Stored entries
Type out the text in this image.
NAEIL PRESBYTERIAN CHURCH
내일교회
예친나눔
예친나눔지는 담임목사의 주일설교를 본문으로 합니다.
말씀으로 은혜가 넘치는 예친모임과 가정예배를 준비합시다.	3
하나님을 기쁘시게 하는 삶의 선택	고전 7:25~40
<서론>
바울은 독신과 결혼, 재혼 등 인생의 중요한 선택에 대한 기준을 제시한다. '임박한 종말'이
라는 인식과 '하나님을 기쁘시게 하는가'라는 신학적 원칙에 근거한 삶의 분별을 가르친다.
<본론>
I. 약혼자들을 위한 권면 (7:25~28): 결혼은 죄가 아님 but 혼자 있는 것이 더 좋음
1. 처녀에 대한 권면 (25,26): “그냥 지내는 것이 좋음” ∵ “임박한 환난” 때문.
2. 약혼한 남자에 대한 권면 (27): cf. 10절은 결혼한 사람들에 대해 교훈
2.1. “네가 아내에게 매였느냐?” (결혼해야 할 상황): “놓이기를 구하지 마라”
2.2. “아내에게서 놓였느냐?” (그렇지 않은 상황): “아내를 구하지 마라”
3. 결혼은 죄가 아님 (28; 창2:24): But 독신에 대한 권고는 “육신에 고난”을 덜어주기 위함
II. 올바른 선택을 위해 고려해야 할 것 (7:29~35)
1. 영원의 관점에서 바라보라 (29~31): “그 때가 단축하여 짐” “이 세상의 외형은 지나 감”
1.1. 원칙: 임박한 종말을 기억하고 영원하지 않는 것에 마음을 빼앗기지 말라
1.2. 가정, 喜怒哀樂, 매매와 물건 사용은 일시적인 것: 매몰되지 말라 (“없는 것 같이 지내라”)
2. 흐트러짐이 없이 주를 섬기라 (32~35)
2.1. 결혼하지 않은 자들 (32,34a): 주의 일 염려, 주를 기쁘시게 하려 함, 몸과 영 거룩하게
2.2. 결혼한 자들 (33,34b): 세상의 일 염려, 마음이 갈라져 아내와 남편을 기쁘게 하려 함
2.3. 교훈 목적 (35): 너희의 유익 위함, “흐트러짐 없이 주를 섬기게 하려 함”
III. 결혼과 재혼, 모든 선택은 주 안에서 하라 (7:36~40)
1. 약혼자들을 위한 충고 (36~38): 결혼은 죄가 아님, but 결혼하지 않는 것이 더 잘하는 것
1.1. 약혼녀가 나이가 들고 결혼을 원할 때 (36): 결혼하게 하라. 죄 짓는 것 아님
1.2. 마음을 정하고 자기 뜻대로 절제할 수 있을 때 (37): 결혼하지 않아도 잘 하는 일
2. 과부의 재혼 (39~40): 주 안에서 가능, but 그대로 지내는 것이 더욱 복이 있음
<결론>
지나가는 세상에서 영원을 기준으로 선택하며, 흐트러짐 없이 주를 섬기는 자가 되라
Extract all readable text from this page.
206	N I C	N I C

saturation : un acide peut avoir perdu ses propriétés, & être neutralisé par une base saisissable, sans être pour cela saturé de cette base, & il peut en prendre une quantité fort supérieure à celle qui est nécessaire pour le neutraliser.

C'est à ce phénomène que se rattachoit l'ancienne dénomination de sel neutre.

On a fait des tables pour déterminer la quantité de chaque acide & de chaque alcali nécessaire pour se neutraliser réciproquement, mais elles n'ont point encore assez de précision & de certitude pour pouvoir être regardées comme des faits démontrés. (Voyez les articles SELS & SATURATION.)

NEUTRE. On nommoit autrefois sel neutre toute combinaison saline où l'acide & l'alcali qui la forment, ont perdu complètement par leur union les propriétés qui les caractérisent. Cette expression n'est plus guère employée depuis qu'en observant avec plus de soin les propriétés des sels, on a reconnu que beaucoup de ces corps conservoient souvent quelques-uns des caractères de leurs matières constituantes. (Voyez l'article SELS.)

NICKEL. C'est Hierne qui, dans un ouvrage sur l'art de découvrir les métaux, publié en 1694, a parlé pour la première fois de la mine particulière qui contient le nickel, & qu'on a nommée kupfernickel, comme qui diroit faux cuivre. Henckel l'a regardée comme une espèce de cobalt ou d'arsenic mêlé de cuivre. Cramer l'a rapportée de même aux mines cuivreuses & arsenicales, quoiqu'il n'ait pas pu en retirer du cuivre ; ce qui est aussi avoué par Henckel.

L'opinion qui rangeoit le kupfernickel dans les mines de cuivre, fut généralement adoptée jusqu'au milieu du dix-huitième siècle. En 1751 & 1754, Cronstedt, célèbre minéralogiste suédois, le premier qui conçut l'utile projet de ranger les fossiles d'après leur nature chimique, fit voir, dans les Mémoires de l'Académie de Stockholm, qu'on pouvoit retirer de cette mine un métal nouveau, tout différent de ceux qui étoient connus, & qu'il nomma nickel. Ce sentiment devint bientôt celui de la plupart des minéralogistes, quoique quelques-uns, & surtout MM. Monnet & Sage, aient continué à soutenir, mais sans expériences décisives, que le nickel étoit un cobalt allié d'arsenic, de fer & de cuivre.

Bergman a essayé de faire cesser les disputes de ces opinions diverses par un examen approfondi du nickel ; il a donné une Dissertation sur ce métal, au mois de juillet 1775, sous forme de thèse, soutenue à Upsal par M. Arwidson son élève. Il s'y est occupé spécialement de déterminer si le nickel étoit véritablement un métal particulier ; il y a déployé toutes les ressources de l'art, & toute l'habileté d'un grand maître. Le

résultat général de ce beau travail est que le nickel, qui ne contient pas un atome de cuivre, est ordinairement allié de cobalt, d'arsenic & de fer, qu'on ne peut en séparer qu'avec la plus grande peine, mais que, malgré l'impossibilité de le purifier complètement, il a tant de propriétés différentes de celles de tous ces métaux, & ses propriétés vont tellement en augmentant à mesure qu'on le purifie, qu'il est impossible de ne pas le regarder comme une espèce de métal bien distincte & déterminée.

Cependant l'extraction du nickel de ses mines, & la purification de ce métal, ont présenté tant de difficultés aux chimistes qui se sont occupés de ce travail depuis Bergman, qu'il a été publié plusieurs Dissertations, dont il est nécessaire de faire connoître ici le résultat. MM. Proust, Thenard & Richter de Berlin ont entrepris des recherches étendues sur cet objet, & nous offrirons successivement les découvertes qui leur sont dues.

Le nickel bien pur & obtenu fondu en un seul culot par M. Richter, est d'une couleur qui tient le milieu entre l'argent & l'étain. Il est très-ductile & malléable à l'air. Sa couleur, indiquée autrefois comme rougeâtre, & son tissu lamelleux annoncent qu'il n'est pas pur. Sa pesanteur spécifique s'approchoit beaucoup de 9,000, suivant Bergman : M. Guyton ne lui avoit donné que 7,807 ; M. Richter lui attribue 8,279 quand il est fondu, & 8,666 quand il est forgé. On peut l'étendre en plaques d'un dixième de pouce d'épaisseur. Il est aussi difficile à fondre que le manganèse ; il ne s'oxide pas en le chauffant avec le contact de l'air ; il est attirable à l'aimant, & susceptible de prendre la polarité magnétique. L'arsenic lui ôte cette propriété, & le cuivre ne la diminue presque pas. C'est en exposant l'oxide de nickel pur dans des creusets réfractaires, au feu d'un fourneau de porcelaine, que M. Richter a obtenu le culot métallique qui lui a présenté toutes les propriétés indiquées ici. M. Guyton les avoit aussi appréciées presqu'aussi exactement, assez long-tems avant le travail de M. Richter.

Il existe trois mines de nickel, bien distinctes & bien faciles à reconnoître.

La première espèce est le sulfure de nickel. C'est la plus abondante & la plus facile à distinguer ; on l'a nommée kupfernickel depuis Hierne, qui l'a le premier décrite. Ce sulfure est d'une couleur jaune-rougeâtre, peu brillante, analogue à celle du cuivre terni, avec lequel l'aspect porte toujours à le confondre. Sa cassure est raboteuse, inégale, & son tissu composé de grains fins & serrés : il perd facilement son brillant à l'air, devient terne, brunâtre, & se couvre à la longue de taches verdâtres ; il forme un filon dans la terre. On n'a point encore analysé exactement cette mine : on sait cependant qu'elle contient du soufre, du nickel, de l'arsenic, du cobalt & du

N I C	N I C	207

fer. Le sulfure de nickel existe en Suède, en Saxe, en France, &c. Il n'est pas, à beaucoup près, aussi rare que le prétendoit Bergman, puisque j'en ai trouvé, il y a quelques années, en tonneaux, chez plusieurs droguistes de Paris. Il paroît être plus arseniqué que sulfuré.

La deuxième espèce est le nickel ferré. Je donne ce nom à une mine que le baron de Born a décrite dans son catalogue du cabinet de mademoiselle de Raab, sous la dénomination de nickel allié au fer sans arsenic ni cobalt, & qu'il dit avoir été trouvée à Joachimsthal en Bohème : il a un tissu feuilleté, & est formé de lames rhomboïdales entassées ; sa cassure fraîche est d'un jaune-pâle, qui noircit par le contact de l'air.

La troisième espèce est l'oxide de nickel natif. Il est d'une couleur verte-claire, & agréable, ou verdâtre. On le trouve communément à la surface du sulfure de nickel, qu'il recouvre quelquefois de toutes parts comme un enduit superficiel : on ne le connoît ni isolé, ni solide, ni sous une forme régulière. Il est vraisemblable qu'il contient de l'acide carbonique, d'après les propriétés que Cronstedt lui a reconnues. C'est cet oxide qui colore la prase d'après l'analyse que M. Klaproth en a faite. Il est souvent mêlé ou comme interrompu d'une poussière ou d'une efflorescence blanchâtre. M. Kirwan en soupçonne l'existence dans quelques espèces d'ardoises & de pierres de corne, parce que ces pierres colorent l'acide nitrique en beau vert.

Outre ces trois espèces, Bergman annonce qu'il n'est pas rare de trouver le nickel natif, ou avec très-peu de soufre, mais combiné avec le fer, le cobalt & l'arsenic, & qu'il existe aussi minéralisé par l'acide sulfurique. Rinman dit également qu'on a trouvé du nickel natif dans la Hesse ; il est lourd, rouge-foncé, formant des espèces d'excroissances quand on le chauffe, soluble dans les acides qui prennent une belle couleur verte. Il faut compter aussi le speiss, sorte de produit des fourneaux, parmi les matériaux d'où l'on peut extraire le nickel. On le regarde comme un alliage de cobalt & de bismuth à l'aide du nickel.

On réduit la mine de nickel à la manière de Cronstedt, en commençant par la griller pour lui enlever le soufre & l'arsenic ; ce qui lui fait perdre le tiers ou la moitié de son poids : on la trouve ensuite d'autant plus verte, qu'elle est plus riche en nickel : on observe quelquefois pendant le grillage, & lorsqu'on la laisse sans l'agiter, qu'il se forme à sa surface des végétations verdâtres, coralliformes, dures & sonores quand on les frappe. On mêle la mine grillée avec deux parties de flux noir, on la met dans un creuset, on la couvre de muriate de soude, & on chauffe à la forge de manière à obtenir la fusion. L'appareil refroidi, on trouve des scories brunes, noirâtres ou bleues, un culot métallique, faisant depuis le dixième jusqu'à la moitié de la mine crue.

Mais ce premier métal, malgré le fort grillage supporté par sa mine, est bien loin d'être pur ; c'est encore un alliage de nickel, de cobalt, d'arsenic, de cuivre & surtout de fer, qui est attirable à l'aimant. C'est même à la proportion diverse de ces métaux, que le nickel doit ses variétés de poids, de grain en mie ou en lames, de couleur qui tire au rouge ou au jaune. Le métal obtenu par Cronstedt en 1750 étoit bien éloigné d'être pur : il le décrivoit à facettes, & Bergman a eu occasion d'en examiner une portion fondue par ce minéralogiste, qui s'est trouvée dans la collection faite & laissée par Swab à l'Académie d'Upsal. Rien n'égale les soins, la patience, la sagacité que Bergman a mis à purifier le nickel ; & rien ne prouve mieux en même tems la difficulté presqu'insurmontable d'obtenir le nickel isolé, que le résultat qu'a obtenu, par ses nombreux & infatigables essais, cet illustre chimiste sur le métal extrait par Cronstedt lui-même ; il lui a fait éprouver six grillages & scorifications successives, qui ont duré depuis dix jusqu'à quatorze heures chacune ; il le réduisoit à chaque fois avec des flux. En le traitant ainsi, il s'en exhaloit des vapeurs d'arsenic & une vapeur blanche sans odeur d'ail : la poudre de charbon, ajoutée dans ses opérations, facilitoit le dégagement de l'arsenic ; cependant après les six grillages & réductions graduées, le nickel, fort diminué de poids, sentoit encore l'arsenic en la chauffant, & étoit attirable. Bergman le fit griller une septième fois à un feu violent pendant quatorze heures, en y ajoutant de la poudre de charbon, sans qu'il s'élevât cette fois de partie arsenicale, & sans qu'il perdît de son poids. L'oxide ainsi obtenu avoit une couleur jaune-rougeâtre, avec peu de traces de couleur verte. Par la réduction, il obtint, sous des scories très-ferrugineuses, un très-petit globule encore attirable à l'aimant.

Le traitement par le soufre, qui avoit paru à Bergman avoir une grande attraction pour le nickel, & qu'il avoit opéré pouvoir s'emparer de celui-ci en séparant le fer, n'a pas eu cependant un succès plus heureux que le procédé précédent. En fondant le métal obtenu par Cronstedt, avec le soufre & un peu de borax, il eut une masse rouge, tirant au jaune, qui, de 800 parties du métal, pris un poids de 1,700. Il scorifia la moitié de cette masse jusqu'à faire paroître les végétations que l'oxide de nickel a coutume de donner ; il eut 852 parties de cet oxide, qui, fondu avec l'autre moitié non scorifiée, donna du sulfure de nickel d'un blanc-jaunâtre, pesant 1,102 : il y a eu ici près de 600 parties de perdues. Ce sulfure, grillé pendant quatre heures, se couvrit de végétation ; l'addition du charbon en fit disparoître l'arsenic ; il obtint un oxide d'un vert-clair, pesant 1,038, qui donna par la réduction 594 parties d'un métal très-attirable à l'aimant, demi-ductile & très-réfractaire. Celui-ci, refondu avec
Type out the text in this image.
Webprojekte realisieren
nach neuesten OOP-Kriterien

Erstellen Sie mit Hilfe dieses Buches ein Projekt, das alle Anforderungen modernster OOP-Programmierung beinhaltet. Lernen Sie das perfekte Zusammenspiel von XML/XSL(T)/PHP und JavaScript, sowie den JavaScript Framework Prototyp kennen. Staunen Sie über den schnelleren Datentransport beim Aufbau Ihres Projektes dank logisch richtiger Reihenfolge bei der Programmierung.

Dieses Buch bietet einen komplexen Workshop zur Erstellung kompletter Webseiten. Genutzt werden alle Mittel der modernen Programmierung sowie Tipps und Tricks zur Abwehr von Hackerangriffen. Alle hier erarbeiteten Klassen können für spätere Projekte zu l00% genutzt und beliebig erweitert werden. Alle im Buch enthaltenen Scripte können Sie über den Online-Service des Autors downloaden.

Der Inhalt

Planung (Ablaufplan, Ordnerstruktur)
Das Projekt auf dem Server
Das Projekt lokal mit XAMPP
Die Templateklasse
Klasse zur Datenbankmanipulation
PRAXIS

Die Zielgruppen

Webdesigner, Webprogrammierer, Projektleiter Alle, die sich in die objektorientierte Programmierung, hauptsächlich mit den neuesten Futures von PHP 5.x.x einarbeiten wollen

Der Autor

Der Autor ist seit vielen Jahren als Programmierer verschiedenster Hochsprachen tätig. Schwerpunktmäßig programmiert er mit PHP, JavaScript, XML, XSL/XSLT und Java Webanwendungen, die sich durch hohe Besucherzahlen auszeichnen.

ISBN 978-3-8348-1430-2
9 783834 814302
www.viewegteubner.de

The exercise
Report how many lines of the preceding records include "약혼자들을". Output the number only.

Finished answer
2